Stored entries:
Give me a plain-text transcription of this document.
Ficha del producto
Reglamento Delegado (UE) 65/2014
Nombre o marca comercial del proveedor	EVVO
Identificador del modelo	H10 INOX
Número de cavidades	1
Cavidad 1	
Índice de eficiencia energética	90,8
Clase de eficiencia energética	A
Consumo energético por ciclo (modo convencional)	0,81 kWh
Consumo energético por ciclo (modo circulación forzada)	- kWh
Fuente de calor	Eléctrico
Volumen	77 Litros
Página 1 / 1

WORK TO COMPLETE:
Write out every line from the records above, word for word.

TASK SOLUTION:
Give me a plain-text transcription of this document.
Ficha del producto
Reglamento Delegado (UE) 65/2014
Nombre o marca comercial del proveedor	EVVO
Identificador del modelo	H10 INOX
Número de cavidades	1
Cavidad 1	
Índice de eficiencia energética	90,8
Clase de eficiencia energética	A
Consumo energético por ciclo (modo convencional)	0,81 kWh
Consumo energético por ciclo (modo circulación forzada)	- kWh
Fuente de calor	Eléctrico
Volumen	77 Litros
Página 1 / 1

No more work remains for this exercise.